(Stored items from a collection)
----

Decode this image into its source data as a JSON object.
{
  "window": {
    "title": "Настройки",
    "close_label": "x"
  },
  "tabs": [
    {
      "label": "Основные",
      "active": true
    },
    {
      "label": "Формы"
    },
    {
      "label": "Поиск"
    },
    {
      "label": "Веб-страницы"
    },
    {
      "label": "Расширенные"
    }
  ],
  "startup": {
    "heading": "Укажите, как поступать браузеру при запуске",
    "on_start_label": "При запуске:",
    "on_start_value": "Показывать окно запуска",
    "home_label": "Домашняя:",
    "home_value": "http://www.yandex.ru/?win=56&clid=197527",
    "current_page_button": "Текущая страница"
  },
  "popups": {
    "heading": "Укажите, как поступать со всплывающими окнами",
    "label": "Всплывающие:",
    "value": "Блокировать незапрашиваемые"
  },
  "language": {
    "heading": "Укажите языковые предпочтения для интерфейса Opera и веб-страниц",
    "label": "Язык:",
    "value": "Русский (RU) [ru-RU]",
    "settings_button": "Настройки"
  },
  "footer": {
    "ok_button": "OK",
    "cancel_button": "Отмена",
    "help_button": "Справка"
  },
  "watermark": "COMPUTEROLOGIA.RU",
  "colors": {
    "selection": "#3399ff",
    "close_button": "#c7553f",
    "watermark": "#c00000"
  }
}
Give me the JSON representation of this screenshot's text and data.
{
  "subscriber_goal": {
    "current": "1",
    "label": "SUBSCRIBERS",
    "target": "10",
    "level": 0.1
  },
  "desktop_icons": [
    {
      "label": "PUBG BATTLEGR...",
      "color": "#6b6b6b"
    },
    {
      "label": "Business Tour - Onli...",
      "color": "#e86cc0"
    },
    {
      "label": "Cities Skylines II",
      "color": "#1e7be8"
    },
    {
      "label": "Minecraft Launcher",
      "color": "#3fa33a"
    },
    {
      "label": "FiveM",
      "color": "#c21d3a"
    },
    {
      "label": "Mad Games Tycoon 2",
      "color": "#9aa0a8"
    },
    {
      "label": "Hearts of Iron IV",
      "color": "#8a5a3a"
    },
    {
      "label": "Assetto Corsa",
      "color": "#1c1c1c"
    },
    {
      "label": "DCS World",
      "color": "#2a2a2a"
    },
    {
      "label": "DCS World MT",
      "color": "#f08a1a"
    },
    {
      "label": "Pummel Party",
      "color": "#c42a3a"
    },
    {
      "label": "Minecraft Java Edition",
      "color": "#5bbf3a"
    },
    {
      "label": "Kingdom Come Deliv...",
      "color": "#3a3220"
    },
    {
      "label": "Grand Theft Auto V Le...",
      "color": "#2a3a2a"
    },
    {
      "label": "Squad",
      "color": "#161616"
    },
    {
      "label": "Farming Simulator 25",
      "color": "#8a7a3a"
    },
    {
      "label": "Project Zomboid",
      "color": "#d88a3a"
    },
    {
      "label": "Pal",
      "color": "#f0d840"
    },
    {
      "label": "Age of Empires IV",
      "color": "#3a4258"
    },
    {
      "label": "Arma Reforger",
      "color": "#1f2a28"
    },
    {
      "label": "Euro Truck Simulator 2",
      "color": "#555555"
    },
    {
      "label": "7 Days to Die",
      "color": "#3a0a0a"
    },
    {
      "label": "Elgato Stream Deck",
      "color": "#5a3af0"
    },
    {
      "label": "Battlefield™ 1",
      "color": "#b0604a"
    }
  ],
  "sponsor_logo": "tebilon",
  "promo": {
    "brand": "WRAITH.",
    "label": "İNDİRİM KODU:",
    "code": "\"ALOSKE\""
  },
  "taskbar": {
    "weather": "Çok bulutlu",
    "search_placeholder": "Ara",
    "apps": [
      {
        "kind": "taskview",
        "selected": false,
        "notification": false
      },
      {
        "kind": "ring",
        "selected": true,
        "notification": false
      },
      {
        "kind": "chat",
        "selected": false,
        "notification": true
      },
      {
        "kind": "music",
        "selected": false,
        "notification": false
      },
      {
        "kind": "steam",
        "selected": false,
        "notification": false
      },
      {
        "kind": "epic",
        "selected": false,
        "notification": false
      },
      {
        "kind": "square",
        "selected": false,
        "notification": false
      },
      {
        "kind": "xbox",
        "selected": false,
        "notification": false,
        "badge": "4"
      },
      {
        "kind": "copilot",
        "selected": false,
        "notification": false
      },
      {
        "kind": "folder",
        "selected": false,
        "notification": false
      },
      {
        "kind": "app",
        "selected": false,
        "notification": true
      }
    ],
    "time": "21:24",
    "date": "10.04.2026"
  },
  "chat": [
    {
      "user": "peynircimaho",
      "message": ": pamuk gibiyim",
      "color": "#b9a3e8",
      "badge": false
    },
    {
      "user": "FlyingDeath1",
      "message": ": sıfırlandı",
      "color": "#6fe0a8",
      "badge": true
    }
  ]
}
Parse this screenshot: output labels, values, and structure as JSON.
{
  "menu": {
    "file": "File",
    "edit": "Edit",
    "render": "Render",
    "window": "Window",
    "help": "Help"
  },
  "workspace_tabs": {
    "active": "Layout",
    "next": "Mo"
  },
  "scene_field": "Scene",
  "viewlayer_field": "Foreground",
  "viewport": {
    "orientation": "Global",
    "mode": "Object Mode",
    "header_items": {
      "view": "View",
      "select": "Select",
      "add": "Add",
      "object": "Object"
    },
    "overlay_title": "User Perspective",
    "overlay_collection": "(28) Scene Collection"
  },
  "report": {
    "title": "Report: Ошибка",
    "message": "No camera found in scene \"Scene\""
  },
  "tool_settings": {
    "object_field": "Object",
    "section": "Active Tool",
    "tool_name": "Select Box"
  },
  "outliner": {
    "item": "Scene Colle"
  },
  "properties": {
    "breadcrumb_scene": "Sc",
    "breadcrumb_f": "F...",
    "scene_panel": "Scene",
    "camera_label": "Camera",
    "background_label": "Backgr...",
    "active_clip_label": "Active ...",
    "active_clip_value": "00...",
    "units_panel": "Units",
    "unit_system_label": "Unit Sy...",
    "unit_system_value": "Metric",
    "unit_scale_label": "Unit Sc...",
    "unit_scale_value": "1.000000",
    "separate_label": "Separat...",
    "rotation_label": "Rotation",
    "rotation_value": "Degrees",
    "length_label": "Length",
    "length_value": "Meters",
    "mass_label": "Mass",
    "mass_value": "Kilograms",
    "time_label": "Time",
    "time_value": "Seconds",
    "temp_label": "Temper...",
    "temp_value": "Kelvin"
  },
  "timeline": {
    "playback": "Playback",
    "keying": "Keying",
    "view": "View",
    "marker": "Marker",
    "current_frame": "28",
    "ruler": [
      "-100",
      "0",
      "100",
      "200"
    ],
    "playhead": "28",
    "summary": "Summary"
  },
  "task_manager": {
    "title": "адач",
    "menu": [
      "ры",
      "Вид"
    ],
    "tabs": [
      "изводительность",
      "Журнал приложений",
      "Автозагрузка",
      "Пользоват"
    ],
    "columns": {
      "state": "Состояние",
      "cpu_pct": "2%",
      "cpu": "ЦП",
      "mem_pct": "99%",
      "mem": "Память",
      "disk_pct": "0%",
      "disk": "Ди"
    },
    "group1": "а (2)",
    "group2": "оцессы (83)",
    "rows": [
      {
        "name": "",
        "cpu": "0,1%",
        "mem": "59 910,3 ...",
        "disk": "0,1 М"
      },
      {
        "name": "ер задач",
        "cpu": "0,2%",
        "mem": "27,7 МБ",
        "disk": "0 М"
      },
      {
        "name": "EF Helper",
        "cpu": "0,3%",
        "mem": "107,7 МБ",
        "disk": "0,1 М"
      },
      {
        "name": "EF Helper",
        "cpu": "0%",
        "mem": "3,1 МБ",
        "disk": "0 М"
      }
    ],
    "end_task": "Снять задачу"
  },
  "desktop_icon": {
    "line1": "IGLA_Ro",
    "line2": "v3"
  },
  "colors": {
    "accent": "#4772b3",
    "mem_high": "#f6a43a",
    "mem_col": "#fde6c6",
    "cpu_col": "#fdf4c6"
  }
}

----

Objective.
Provide only the count of lines in the material above that hold the word "message".

Full answer.
3